- [What the task requires]: Each record below should appear again exactly as written.

- [Data rows]:
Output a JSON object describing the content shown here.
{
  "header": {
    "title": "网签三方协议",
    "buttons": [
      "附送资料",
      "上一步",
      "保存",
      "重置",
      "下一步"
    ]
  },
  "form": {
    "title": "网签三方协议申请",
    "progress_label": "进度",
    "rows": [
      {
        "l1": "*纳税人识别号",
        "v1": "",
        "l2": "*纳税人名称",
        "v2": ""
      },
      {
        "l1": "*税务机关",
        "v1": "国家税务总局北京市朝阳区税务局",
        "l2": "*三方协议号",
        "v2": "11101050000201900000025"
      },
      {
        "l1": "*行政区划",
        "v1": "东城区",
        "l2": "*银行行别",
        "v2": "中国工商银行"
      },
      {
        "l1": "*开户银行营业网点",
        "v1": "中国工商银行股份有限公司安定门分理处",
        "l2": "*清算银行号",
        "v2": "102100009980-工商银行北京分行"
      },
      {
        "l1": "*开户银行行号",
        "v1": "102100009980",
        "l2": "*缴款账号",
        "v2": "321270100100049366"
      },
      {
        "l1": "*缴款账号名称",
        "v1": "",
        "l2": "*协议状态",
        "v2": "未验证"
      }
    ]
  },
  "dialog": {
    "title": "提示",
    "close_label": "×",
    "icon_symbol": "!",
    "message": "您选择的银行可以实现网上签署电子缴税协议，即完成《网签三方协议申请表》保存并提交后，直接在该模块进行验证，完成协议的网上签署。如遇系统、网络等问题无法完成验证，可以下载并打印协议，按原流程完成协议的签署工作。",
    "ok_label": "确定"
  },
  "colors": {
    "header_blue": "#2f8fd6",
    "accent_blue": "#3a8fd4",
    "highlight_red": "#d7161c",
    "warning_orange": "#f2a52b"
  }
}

- [The solution]:
Output a JSON object describing the content shown here.
{
  "header": {
    "title": "网签三方协议",
    "buttons": [
      "附送资料",
      "上一步",
      "保存",
      "重置",
      "下一步"
    ]
  },
  "form": {
    "title": "网签三方协议申请",
    "progress_label": "进度",
    "rows": [
      {
        "l1": "*纳税人识别号",
        "v1": "",
        "l2": "*纳税人名称",
        "v2": ""
      },
      {
        "l1": "*税务机关",
        "v1": "国家税务总局北京市朝阳区税务局",
        "l2": "*三方协议号",
        "v2": "11101050000201900000025"
      },
      {
        "l1": "*行政区划",
        "v1": "东城区",
        "l2": "*银行行别",
        "v2": "中国工商银行"
      },
      {
        "l1": "*开户银行营业网点",
        "v1": "中国工商银行股份有限公司安定门分理处",
        "l2": "*清算银行号",
        "v2": "102100009980-工商银行北京分行"
      },
      {
        "l1": "*开户银行行号",
        "v1": "102100009980",
        "l2": "*缴款账号",
        "v2": "321270100100049366"
      },
      {
        "l1": "*缴款账号名称",
        "v1": "",
        "l2": "*协议状态",
        "v2": "未验证"
      }
    ]
  },
  "dialog": {
    "title": "提示",
    "close_label": "×",
    "icon_symbol": "!",
    "message": "您选择的银行可以实现网上签署电子缴税协议，即完成《网签三方协议申请表》保存并提交后，直接在该模块进行验证，完成协议的网上签署。如遇系统、网络等问题无法完成验证，可以下载并打印协议，按原流程完成协议的签署工作。",
    "ok_label": "确定"
  },
  "colors": {
    "header_blue": "#2f8fd6",
    "accent_blue": "#3a8fd4",
    "highlight_red": "#d7161c",
    "warning_orange": "#f2a52b"
  }
}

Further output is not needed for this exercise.